- [Quoted passage]
○ ○ ○ ○ ○ ○ ○
Mutual Assent Under the UCC
Jannusch v. Naffziger
Illinois Appellate Court 379 Ill. App. 3d 381 (2008)
Jannusch is the original owner and plaintiff. Trial court found in favor of the defendants. Plaintiffs appealed.
Was this a contract under the UCC?
The UCC governs the sale of goods:
“(1) A contract for the sale of goods may be made in any manner sufficient to show agreement including conduct by both parties which recognizes the existence of such a contract.
(2) An agreement sufficient to constitute a contract for sale may be found even though the moment of its making is undetermined
(3) Even though one or more terms are left open a contract for sale does not fail for indefiniteness if the parties have intended to make a contract and there is a reasonably certain basis for giving an appropriate remedy.”
The sale of the business here was primarily one of goods. Judgement reversed.
The plaintiff owned a food truck company and was trying to sell it. The defendants showed interest and offered to buy it for $150,000. However, they did not have all that money, so they gave them 10,000 and applied for a loan (eventually it was approved). In the meantime, the defendants took control of the company and started operating it with the consultation of the plaintiff. However, at the end of the season, they were disappointed in the sales and attempted to return it to the plaintiff who was no unable to manage it. He claimed that the return, and lack of payment for the full product, was a breach of contract.
The trial court said that this was a matter of the UCC but because this was the sale of a business (not goods), there could have been no formation of a contract.
Here, the court disagrees. They say that this is primarily in goods, so the UCC can form this as a contract. They outline the rule and state the essential terms were agreed on (the cost of the sale and the items to be transferred). The disappointment from the defendant does not negate the contract.
The trial court also mentioned that there was no meeting of the minds, so there couldn’t be a contract. Here, the Supreme Court reminds us that we don’t care if there was a meeting of the minds! If their actions constitute a contract, there is a contract. Here, the actions prove that there was one. The terms were agreed upon, the actions showed the parties believed there was a contract, and the return of the merchandise was a breach of the said contract.
UCC deals primarily in goods.
Here, we have a sale of both goods and services. The truck, inventory, etc. is a good. Then the consultation of the plaintiff is a service.
When there is a contract for services and goods, we look at the “predominant purpose”. If the goods have a greater value than the service, then the goods are predominant. Where the goods are incidental to services, services is predominant and the UCC does not apply. Usually the court looks at the “value” to see which is more predominant.
Under the UCC, there needs to be a contract in writing for anything valuing over $500. But here, there is an exception to the UCC (this was an oral agreement).
Additionally, Under the UCC, their actions showed that there was a contract. For instance, the defendants took the truck, used it, paid the workers, got a loan, etc. In other words, their actions showed that they made a contract.
Finally, even though they did not know the exact moment when the contract was made, there is no reason not to enforce it.
The first question we are going to ask we are provided a question is “does the UCC apply?” The UCC applies to the sale of goods between consumer and commercial transactions and between merchants and non-merchants. In other words, we only ask “is this a sale of goods?” Finally, the UCC supplements common law.
○ ○ ○ ○ ○ ○ ○
- [Recorded data]
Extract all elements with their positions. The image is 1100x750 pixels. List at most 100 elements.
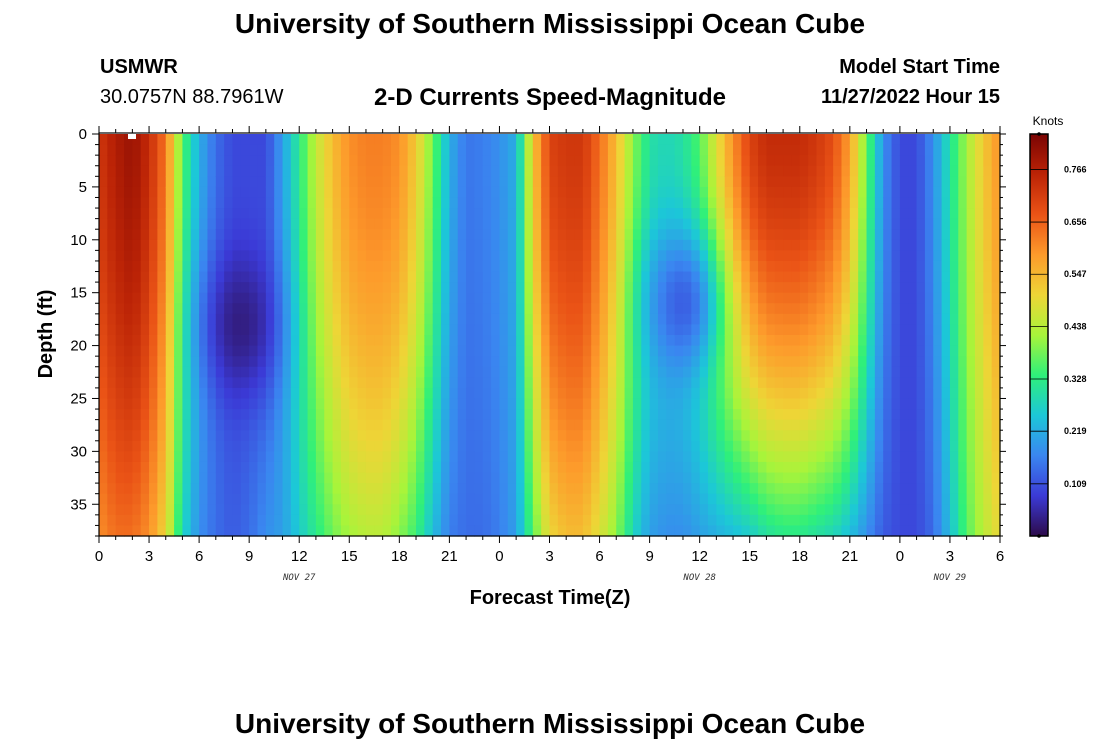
○ ○ ○ ○ ○ ○ ○
- [Requests]
• A. List the defendants' actions that the case brief gives as examples of conduct showing a contract was made.
• B. Answer these from the case brief:
(i) How much did the defendants offer to pay for the food truck company?
(ii) Which two essential terms does the case brief say were agreed on?
(iii) Above what value does the case brief say the UCC requires a contract in writing?
None of the data is needed here.

- [List of solutions]
• A.
- Took the truck
- Used it
- Paid the workers
- Got a loan

• B.
(i) $150,000
(ii) The cost of the sale and the items to be transferred
(iii) $500